* **EXERCISE OBJECTIVE**
Make an exact copy of the entries, and keep any pictures out of it.

* **DATA EXTRACT**
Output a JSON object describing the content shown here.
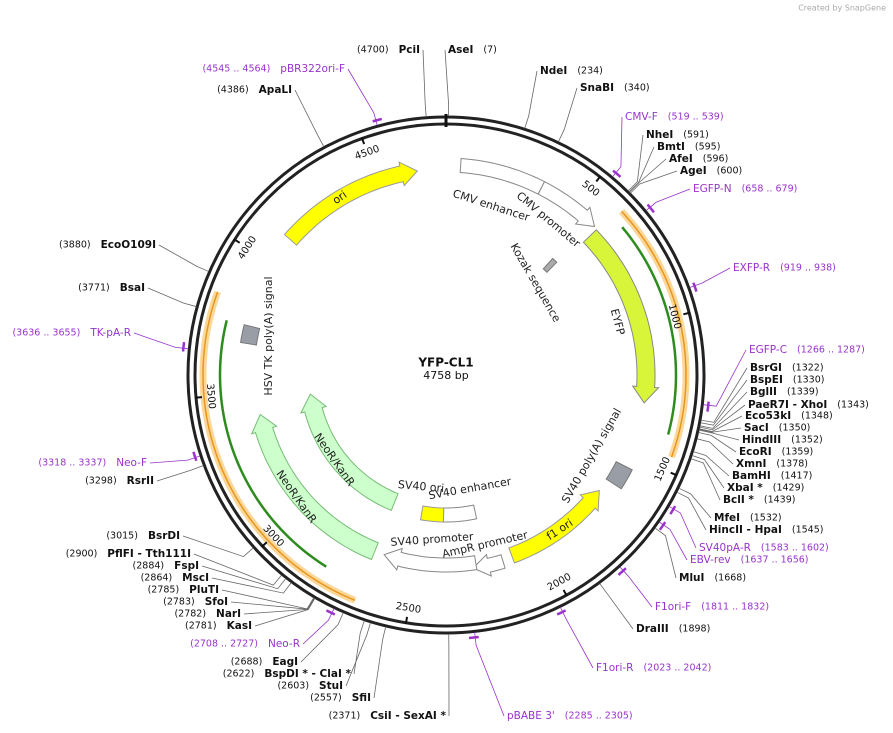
{
  "header": {
    "credit": "Created by SnapGene"
  },
  "plasmid": {
    "name": "YFP-CL1",
    "length": {
      "value": 4758,
      "label": "4758 bp"
    },
    "ticks": [
      500,
      1000,
      1500,
      2000,
      2500,
      3000,
      3500,
      4000,
      4500
    ]
  },
  "features": [
    {
      "label": "ori"
    },
    {
      "label": "CMV enhancer"
    },
    {
      "label": "CMV promoter"
    },
    {
      "label": "Kozak sequence"
    },
    {
      "label": "EYFP"
    },
    {
      "label": "SV40 poly(A) signal"
    },
    {
      "label": "f1 ori"
    },
    {
      "label": "AmpR promoter"
    },
    {
      "label": "SV40 promoter"
    },
    {
      "label": "SV40 enhancer"
    },
    {
      "label": "SV40 ori"
    },
    {
      "label": "NeoR/KanR"
    },
    {
      "label": "NeoR/KanR"
    },
    {
      "label": "HSV TK poly(A) signal"
    }
  ],
  "sites": [
    {
      "name": "PciI",
      "position": "(4700)"
    },
    {
      "name": "AseI",
      "position": "(7)"
    },
    {
      "name": "NdeI",
      "position": "(234)"
    },
    {
      "name": "SnaBI",
      "position": "(340)"
    },
    {
      "name": "NheI",
      "position": "(591)"
    },
    {
      "name": "BmtI",
      "position": "(595)"
    },
    {
      "name": "AfeI",
      "position": "(596)"
    },
    {
      "name": "AgeI",
      "position": "(600)"
    },
    {
      "name": "BsrGI",
      "position": "(1322)"
    },
    {
      "name": "BspEI",
      "position": "(1330)"
    },
    {
      "name": "BglII",
      "position": "(1339)"
    },
    {
      "name": "PaeR7I  - XhoI",
      "position": "(1343)"
    },
    {
      "name": "Eco53kI",
      "position": "(1348)"
    },
    {
      "name": "SacI",
      "position": "(1350)"
    },
    {
      "name": "HindIII",
      "position": "(1352)"
    },
    {
      "name": "EcoRI",
      "position": "(1359)"
    },
    {
      "name": "XmnI",
      "position": "(1378)"
    },
    {
      "name": "BamHI",
      "position": "(1417)"
    },
    {
      "name": "XbaI *",
      "position": "(1429)"
    },
    {
      "name": "BclI *",
      "position": "(1439)"
    },
    {
      "name": "MfeI",
      "position": "(1532)"
    },
    {
      "name": "HincII  - HpaI",
      "position": "(1545)"
    },
    {
      "name": "MluI",
      "position": "(1668)"
    },
    {
      "name": "DraIII",
      "position": "(1898)"
    },
    {
      "name": "CsiI  - SexAI *",
      "position": "(2371)"
    },
    {
      "name": "SfiI",
      "position": "(2557)"
    },
    {
      "name": "StuI",
      "position": "(2603)"
    },
    {
      "name": "BspDI *  - ClaI *",
      "position": "(2622)"
    },
    {
      "name": "EagI",
      "position": "(2688)"
    },
    {
      "name": "KasI",
      "position": "(2781)"
    },
    {
      "name": "NarI",
      "position": "(2782)"
    },
    {
      "name": "SfoI",
      "position": "(2783)"
    },
    {
      "name": "PluTI",
      "position": "(2785)"
    },
    {
      "name": "MscI",
      "position": "(2864)"
    },
    {
      "name": "FspI",
      "position": "(2884)"
    },
    {
      "name": "PflFI  - Tth111I",
      "position": "(2900)"
    },
    {
      "name": "BsrDI",
      "position": "(3015)"
    },
    {
      "name": "RsrII",
      "position": "(3298)"
    },
    {
      "name": "BsaI",
      "position": "(3771)"
    },
    {
      "name": "EcoO109I",
      "position": "(3880)"
    },
    {
      "name": "ApaLI",
      "position": "(4386)"
    }
  ],
  "primers": [
    {
      "name": "pBR322ori-F",
      "range": "(4545 .. 4564)"
    },
    {
      "name": "CMV-F",
      "range": "(519 .. 539)"
    },
    {
      "name": "EGFP-N",
      "range": "(658 .. 679)"
    },
    {
      "name": "EXFP-R",
      "range": "(919 .. 938)"
    },
    {
      "name": "EGFP-C",
      "range": "(1266 .. 1287)"
    },
    {
      "name": "SV40pA-R",
      "range": "(1583 .. 1602)"
    },
    {
      "name": "EBV-rev",
      "range": "(1637 .. 1656)"
    },
    {
      "name": "F1ori-F",
      "range": "(1811 .. 1832)"
    },
    {
      "name": "F1ori-R",
      "range": "(2023 .. 2042)"
    },
    {
      "name": "pBABE 3'",
      "range": "(2285 .. 2305)"
    },
    {
      "name": "Neo-R",
      "range": "(2708 .. 2727)"
    },
    {
      "name": "Neo-F",
      "range": "(3318 .. 3337)"
    },
    {
      "name": "TK-pA-R",
      "range": "(3636 .. 3655)"
    }
  ]
}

* **ANSWER TO THIS PROBLEM**
Output a JSON object describing the content shown here.
{
  "header": {
    "credit": "Created by SnapGene"
  },
  "plasmid": {
    "name": "YFP-CL1",
    "length": {
      "value": 4758,
      "label": "4758 bp"
    },
    "ticks": [
      500,
      1000,
      1500,
      2000,
      2500,
      3000,
      3500,
      4000,
      4500
    ]
  },
  "features": [
    {
      "label": "ori"
    },
    {
      "label": "CMV enhancer"
    },
    {
      "label": "CMV promoter"
    },
    {
      "label": "Kozak sequence"
    },
    {
      "label": "EYFP"
    },
    {
      "label": "SV40 poly(A) signal"
    },
    {
      "label": "f1 ori"
    },
    {
      "label": "AmpR promoter"
    },
    {
      "label": "SV40 promoter"
    },
    {
      "label": "SV40 enhancer"
    },
    {
      "label": "SV40 ori"
    },
    {
      "label": "NeoR/KanR"
    },
    {
      "label": "NeoR/KanR"
    },
    {
      "label": "HSV TK poly(A) signal"
    }
  ],
  "sites": [
    {
      "name": "PciI",
      "position": "(4700)"
    },
    {
      "name": "AseI",
      "position": "(7)"
    },
    {
      "name": "NdeI",
      "position": "(234)"
    },
    {
      "name": "SnaBI",
      "position": "(340)"
    },
    {
      "name": "NheI",
      "position": "(591)"
    },
    {
      "name": "BmtI",
      "position": "(595)"
    },
    {
      "name": "AfeI",
      "position": "(596)"
    },
    {
      "name": "AgeI",
      "position": "(600)"
    },
    {
      "name": "BsrGI",
      "position": "(1322)"
    },
    {
      "name": "BspEI",
      "position": "(1330)"
    },
    {
      "name": "BglII",
      "position": "(1339)"
    },
    {
      "name": "PaeR7I  - XhoI",
      "position": "(1343)"
    },
    {
      "name": "Eco53kI",
      "position": "(1348)"
    },
    {
      "name": "SacI",
      "position": "(1350)"
    },
    {
      "name": "HindIII",
      "position": "(1352)"
    },
    {
      "name": "EcoRI",
      "position": "(1359)"
    },
    {
      "name": "XmnI",
      "position": "(1378)"
    },
    {
      "name": "BamHI",
      "position": "(1417)"
    },
    {
      "name": "XbaI *",
      "position": "(1429)"
    },
    {
      "name": "BclI *",
      "position": "(1439)"
    },
    {
      "name": "MfeI",
      "position": "(1532)"
    },
    {
      "name": "HincII  - HpaI",
      "position": "(1545)"
    },
    {
      "name": "MluI",
      "position": "(1668)"
    },
    {
      "name": "DraIII",
      "position": "(1898)"
    },
    {
      "name": "CsiI  - SexAI *",
      "position": "(2371)"
    },
    {
      "name": "SfiI",
      "position": "(2557)"
    },
    {
      "name": "StuI",
      "position": "(2603)"
    },
    {
      "name": "BspDI *  - ClaI *",
      "position": "(2622)"
    },
    {
      "name": "EagI",
      "position": "(2688)"
    },
    {
      "name": "KasI",
      "position": "(2781)"
    },
    {
      "name": "NarI",
      "position": "(2782)"
    },
    {
      "name": "SfoI",
      "position": "(2783)"
    },
    {
      "name": "PluTI",
      "position": "(2785)"
    },
    {
      "name": "MscI",
      "position": "(2864)"
    },
    {
      "name": "FspI",
      "position": "(2884)"
    },
    {
      "name": "PflFI  - Tth111I",
      "position": "(2900)"
    },
    {
      "name": "BsrDI",
      "position": "(3015)"
    },
    {
      "name": "RsrII",
      "position": "(3298)"
    },
    {
      "name": "BsaI",
      "position": "(3771)"
    },
    {
      "name": "EcoO109I",
      "position": "(3880)"
    },
    {
      "name": "ApaLI",
      "position": "(4386)"
    }
  ],
  "primers": [
    {
      "name": "pBR322ori-F",
      "range": "(4545 .. 4564)"
    },
    {
      "name": "CMV-F",
      "range": "(519 .. 539)"
    },
    {
      "name": "EGFP-N",
      "range": "(658 .. 679)"
    },
    {
      "name": "EXFP-R",
      "range": "(919 .. 938)"
    },
    {
      "name": "EGFP-C",
      "range": "(1266 .. 1287)"
    },
    {
      "name": "SV40pA-R",
      "range": "(1583 .. 1602)"
    },
    {
      "name": "EBV-rev",
      "range": "(1637 .. 1656)"
    },
    {
      "name": "F1ori-F",
      "range": "(1811 .. 1832)"
    },
    {
      "name": "F1ori-R",
      "range": "(2023 .. 2042)"
    },
    {
      "name": "pBABE 3'",
      "range": "(2285 .. 2305)"
    },
    {
      "name": "Neo-R",
      "range": "(2708 .. 2727)"
    },
    {
      "name": "Neo-F",
      "range": "(3318 .. 3337)"
    },
    {
      "name": "TK-pA-R",
      "range": "(3636 .. 3655)"
    }
  ]
}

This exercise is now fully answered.